* **About this exercise**: Check every line below for the string "ylabel". Copy the ones that have it.

[Stored data entries]
::::::

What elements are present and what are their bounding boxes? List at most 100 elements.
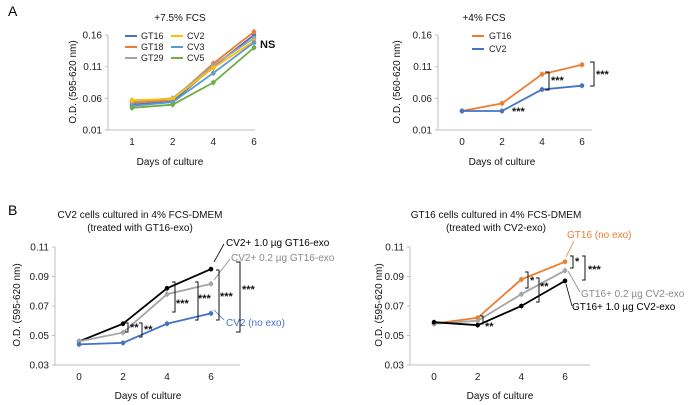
data-point-gt16-0-2-g-cv2-exo [475, 318, 480, 324]
series-line-cv2-no-exo [78, 312, 212, 346]
data-point-cv2-no-exo [120, 340, 126, 346]
chart-gt16-cells: GT16 cells cultured in 4% FCS-DMEM (trea… [374, 210, 685, 402]
chart1-xlabel: Days of culture [137, 157, 204, 168]
chart2-ylabel: O.D. (560-620 nm) [392, 40, 403, 123]
data-point-gt16-no-exo [562, 259, 568, 265]
sig-label-day2-a: ** [130, 322, 139, 334]
series-label-cv2-no-exo: CV2 (no exo) [226, 318, 285, 329]
data-point-cv5 [251, 45, 257, 50]
x-tick-label: 0 [76, 372, 82, 383]
sig-label-day4-b: ** [540, 281, 549, 293]
series-label-gt16-1.0: GT16+ 1.0 µg CV2-exo [572, 302, 676, 313]
leader-line-cv2-0.2 [213, 258, 231, 281]
panel-label-a: A [8, 3, 18, 19]
y-tick-label: 0.05 [385, 331, 405, 342]
sig-bracket-day6-a [216, 269, 220, 321]
y-tick-label: 0.05 [30, 331, 50, 342]
x-tick-label: 0 [459, 137, 465, 148]
series-line-cv3 [131, 41, 255, 107]
series-line-gt16-1-0-g-cv2-exo [433, 280, 566, 327]
leader-line-gt16-1.0 [565, 283, 573, 307]
sig-bracket-day6 [590, 61, 595, 87]
sig-label-day2: ** [485, 321, 494, 333]
sig-label-day4-a: * [530, 275, 535, 287]
chart3-title: CV2 cells cultured in 4% FCS-DMEM [57, 210, 222, 221]
x-tick-label: 6 [562, 372, 568, 383]
leader-line-gt16-0.2 [567, 270, 581, 293]
chart4-xlabel: Days of culture [467, 391, 534, 402]
data-point-cv2 [499, 108, 505, 114]
chart1-ns-annotation: NS [260, 39, 275, 51]
chart4-ylabel: O.D. (595-620 nm) [374, 263, 385, 346]
data-point-cv3 [251, 40, 257, 45]
sig-label-day2: *** [512, 106, 526, 118]
series-line-cv5 [131, 47, 255, 109]
sig-label-day4: *** [551, 75, 565, 87]
leader-line-gt16-no-exo [565, 240, 575, 258]
legend-label-gt16: GT16 [489, 31, 512, 41]
data-point-gt16 [251, 32, 257, 38]
y-tick-label: 0.01 [83, 126, 103, 137]
sig-label-day4-b: *** [198, 293, 212, 305]
y-tick-label: 0.11 [385, 243, 404, 254]
x-tick-label: 4 [539, 137, 545, 148]
data-point-cv2 [579, 83, 585, 88]
legend-label-cv5: CV5 [187, 53, 205, 63]
sig-bracket-day2-a [125, 322, 129, 333]
chart4-title: GT16 cells cultured in 4% FCS-DMEM [411, 210, 582, 221]
data-point-cv2-1-0-g-gt16-exo [120, 321, 126, 327]
series-line-cv2 [462, 84, 583, 112]
leader-line-cv2-1.0 [213, 243, 225, 263]
panel-label-b: B [8, 202, 17, 218]
data-point-gt16-1-0-g-cv2-exo [562, 278, 568, 284]
series-line-gt16-no-exo [433, 260, 566, 325]
data-point-cv2-0-2-g-gt16-exo [208, 281, 214, 287]
legend-label-gt29: GT29 [141, 53, 164, 63]
legend-label-cv3: CV3 [187, 42, 205, 52]
sig-bracket-day2 [480, 315, 484, 325]
data-point-gt16 [499, 101, 505, 106]
data-point-gt16-1-0-g-cv2-exo [431, 319, 437, 325]
series-line-cv2-1-0-g-gt16-exo [78, 268, 212, 343]
sig-bracket-day6-b [582, 255, 586, 281]
chart2-xlabel: Days of culture [469, 157, 536, 168]
data-point-cv2 [170, 96, 175, 102]
y-tick-label: 0.11 [413, 62, 432, 73]
chart4-subtitle: (treated with CV2-exo) [446, 223, 546, 234]
data-point-cv2-1-0-g-gt16-exo [164, 286, 170, 291]
sig-bracket-day6-b [236, 261, 241, 333]
x-tick-label: 6 [208, 372, 214, 383]
data-point-cv2 [211, 65, 216, 71]
legend-label-gt16: GT16 [141, 31, 164, 41]
legend-label-cv2: CV2 [187, 31, 205, 41]
x-tick-label: 4 [519, 372, 525, 383]
data-point-cv2 [539, 87, 545, 92]
data-point-cv2-0-2-g-gt16-exo [120, 330, 126, 335]
sig-label-day6-a: * [575, 256, 580, 268]
x-tick-label: 6 [251, 137, 257, 148]
sig-label-day6: *** [596, 69, 610, 81]
sig-bracket-day4 [545, 71, 550, 91]
sig-label-day6-b: *** [242, 284, 256, 296]
series-label-cv2-0.2: CV2+ 0.2 µg GT16-exo [231, 253, 335, 264]
y-tick-label: 0.07 [385, 302, 405, 313]
x-tick-label: 6 [579, 137, 585, 148]
legend-label-gt18: GT18 [141, 42, 164, 52]
series-line-gt16 [461, 63, 583, 112]
chart2-title: +4% FCS [462, 13, 505, 24]
y-tick-label: 0.01 [413, 126, 433, 137]
chart-75-fcs: +7.5% FCS Days of culture O.D. (595-620 … [68, 13, 275, 168]
series-line-gt16-0-2-g-cv2-exo [433, 269, 566, 325]
chart3-subtitle: (treated with GT16-exo) [87, 223, 193, 234]
chart2-legend: GT16 CV2 [472, 31, 512, 54]
data-point-gt16-no-exo [519, 277, 524, 282]
y-tick-label: 0.06 [83, 94, 103, 105]
x-tick-label: 2 [475, 372, 481, 383]
x-tick-label: 4 [164, 372, 170, 383]
data-point-gt16 [579, 62, 585, 68]
chart1-ylabel: O.D. (595-620 nm) [68, 40, 79, 123]
series-line-cv2 [131, 40, 255, 102]
series-label-gt16-no-exo: GT16 (no exo) [567, 230, 631, 241]
legend-label-cv2: CV2 [489, 44, 507, 54]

::::::

* **Result below**:
chart2-ylabel: O.D. (560-620 nm) [392, 40, 403, 123]
chart4-ylabel: O.D. (595-620 nm) [374, 263, 385, 346]
chart1-ylabel: O.D. (595-620 nm) [68, 40, 79, 123]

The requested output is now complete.